**Exercise brief:** Lines that contain the string "structured" are to be copied; leave out all others.

**Supplied entries:**
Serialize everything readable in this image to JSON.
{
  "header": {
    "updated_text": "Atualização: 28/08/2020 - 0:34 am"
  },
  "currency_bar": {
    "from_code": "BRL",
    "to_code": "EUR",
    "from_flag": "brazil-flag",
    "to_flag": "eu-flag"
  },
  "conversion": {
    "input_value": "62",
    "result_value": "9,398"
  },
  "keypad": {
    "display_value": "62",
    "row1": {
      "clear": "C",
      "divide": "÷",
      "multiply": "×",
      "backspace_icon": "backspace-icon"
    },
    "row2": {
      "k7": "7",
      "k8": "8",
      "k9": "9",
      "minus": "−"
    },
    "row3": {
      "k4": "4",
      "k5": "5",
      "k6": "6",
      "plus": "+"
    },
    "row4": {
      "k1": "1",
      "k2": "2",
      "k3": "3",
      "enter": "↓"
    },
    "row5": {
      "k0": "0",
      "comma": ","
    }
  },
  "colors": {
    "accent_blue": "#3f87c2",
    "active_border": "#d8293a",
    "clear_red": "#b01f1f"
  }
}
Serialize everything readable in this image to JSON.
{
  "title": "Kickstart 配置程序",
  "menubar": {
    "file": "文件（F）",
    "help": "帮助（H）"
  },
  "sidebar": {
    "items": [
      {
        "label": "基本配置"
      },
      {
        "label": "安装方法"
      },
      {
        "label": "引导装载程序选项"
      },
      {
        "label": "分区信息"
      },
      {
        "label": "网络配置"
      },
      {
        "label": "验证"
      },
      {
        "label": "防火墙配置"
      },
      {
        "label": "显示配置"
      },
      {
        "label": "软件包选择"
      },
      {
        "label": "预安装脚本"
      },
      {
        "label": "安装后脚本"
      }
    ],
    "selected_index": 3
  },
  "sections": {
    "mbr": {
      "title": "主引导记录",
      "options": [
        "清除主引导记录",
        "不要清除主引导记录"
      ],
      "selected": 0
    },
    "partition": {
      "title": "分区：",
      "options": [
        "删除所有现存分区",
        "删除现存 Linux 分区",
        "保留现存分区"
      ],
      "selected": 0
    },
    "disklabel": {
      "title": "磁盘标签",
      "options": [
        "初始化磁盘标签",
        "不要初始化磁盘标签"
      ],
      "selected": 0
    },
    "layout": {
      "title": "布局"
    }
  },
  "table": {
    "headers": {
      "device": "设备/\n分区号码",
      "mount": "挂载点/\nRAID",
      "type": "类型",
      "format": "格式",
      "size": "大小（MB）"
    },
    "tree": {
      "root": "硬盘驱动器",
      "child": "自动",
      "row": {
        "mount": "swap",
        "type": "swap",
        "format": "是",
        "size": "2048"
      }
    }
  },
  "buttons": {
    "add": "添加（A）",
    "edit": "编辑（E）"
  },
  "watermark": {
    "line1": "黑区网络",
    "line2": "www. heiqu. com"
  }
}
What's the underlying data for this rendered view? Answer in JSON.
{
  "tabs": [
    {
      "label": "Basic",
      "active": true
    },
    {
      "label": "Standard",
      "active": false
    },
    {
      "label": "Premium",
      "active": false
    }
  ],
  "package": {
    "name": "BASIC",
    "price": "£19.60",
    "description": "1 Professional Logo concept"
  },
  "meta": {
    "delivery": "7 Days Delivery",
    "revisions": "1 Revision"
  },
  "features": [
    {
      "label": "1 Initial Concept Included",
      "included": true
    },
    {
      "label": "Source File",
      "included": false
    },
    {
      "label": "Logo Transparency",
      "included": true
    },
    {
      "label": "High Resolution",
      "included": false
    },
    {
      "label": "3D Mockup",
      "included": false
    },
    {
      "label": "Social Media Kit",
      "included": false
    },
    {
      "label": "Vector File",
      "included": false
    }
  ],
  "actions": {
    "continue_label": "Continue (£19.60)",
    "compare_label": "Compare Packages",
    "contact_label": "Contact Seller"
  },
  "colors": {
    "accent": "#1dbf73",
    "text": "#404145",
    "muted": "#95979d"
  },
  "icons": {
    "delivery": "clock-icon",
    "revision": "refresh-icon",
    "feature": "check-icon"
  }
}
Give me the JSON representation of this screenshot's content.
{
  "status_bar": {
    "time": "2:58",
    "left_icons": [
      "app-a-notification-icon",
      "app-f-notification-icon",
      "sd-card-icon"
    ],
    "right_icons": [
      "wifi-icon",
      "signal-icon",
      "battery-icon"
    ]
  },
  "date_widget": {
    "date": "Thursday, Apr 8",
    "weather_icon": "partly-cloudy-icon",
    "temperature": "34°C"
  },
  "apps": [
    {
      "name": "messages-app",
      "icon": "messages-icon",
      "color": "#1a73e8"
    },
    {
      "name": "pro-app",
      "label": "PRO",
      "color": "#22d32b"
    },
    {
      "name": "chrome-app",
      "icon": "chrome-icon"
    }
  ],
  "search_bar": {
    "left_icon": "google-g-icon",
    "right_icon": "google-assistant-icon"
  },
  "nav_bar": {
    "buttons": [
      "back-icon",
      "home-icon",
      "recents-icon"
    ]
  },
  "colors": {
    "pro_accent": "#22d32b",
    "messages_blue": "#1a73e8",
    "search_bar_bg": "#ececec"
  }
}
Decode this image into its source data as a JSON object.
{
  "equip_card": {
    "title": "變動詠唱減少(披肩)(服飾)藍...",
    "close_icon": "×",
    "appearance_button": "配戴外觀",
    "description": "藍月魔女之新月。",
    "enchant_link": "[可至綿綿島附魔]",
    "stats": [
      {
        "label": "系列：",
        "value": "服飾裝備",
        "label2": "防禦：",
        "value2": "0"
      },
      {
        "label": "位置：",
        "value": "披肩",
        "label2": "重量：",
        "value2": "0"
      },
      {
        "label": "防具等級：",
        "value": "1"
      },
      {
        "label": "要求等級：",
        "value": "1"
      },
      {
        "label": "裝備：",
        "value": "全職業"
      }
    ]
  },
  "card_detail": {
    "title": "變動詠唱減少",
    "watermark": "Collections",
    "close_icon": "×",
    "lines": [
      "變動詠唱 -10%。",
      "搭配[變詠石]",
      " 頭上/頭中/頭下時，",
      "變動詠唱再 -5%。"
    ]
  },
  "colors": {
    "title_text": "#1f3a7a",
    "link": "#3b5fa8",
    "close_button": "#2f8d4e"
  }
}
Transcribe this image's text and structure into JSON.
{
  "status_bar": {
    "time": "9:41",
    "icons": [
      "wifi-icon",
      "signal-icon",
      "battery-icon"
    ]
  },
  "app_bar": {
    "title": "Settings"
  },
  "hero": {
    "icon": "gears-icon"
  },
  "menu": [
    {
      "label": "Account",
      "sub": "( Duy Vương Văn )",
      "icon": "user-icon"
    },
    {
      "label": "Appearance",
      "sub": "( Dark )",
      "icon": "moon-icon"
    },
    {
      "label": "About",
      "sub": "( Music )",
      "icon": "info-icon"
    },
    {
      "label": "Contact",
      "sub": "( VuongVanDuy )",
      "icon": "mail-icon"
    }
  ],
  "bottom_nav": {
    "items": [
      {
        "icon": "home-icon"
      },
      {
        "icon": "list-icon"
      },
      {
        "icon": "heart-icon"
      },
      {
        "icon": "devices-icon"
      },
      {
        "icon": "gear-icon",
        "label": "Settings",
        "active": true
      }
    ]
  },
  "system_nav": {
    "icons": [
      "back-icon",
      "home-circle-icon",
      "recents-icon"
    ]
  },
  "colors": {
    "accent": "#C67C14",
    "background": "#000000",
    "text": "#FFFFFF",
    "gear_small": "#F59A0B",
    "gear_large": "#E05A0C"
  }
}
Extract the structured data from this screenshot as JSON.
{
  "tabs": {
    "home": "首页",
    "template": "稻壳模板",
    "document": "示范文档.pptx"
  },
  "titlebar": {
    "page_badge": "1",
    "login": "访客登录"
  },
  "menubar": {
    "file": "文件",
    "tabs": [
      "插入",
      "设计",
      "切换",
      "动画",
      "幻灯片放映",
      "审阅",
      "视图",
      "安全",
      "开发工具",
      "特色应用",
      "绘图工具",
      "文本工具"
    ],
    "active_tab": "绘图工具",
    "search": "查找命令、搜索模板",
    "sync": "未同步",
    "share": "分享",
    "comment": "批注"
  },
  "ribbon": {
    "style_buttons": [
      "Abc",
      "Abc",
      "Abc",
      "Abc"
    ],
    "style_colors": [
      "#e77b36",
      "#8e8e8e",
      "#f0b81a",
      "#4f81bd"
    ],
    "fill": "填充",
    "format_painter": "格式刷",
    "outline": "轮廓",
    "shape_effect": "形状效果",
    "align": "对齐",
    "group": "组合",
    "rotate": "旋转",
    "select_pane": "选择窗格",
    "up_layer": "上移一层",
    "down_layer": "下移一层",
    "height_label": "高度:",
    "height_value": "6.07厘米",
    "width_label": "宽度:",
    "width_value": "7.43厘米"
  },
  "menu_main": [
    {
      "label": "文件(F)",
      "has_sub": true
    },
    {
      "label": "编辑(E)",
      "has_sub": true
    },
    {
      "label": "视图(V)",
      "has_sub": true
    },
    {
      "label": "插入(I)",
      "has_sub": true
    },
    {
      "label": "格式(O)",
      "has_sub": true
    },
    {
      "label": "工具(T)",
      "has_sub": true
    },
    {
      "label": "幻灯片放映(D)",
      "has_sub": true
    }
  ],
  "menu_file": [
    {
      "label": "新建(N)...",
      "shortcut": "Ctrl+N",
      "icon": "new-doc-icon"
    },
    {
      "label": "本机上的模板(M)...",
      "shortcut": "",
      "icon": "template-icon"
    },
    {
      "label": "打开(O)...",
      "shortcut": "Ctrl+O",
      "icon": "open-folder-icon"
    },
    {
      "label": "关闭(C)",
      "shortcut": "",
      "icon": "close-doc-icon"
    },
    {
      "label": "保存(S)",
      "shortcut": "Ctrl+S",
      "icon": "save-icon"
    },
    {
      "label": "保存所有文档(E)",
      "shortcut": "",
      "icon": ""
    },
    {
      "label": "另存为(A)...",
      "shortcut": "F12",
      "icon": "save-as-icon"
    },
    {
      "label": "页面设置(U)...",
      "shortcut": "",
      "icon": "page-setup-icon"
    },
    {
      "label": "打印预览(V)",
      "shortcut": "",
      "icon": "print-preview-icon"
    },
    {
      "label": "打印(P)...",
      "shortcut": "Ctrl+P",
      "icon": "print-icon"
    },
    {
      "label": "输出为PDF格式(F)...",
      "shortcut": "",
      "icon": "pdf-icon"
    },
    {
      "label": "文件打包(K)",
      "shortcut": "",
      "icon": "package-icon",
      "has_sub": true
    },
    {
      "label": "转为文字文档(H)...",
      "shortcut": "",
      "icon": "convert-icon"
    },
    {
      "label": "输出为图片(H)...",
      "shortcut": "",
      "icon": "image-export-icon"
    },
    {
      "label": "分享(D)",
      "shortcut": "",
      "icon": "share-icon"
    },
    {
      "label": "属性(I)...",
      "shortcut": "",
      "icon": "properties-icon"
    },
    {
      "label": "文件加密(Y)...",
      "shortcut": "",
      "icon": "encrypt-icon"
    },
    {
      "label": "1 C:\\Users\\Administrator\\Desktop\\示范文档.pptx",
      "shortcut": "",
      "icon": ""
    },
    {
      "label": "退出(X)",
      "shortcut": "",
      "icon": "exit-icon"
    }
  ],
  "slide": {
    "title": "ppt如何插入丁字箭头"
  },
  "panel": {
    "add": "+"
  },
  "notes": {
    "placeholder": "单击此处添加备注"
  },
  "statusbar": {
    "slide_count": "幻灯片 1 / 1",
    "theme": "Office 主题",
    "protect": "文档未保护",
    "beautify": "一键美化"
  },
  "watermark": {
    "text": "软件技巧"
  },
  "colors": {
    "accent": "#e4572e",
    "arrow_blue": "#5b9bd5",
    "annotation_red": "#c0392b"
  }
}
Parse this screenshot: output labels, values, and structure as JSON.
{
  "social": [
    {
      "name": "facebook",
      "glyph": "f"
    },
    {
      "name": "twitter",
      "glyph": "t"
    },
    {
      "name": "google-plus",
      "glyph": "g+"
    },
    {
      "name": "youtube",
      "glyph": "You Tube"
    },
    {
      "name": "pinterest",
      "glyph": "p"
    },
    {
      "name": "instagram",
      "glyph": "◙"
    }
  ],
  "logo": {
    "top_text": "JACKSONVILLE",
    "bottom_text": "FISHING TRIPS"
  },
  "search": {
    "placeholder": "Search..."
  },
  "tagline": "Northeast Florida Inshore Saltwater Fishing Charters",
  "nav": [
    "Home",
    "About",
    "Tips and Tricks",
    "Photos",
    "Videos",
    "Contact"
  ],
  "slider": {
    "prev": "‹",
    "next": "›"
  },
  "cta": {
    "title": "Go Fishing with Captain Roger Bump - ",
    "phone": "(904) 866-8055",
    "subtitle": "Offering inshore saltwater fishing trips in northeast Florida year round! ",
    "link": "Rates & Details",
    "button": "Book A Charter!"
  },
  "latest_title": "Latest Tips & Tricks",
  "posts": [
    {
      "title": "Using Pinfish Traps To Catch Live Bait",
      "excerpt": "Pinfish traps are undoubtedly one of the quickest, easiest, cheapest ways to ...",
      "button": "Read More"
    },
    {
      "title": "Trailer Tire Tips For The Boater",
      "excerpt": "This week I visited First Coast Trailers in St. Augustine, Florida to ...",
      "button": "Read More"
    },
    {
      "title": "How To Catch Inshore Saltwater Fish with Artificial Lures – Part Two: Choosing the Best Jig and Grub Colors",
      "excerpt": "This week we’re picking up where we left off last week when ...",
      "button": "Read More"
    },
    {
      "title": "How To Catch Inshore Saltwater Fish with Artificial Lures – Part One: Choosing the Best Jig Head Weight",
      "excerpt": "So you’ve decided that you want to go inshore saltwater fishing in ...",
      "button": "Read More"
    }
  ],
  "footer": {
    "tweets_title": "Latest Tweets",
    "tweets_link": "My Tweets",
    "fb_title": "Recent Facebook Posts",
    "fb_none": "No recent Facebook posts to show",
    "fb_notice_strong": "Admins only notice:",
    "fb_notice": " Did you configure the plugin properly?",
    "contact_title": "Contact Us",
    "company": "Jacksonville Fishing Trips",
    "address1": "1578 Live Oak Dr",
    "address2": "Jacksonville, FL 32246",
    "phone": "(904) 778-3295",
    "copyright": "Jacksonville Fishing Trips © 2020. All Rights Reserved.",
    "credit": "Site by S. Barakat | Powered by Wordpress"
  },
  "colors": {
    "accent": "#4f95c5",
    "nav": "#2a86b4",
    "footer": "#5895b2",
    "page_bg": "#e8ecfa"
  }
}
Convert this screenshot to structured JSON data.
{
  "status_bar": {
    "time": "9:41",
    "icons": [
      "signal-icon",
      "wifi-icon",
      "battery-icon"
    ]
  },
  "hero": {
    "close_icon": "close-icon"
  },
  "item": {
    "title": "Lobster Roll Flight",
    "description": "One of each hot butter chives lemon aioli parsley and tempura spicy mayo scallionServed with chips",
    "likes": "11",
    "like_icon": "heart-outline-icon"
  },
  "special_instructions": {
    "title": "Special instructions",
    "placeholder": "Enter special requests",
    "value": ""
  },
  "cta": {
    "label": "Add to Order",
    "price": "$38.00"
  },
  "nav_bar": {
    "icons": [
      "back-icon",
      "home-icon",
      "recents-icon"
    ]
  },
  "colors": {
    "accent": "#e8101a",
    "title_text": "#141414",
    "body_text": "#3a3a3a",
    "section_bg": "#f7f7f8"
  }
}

**Response:**
Extract the structured data from this screenshot as JSON.
Convert this screenshot to structured JSON data.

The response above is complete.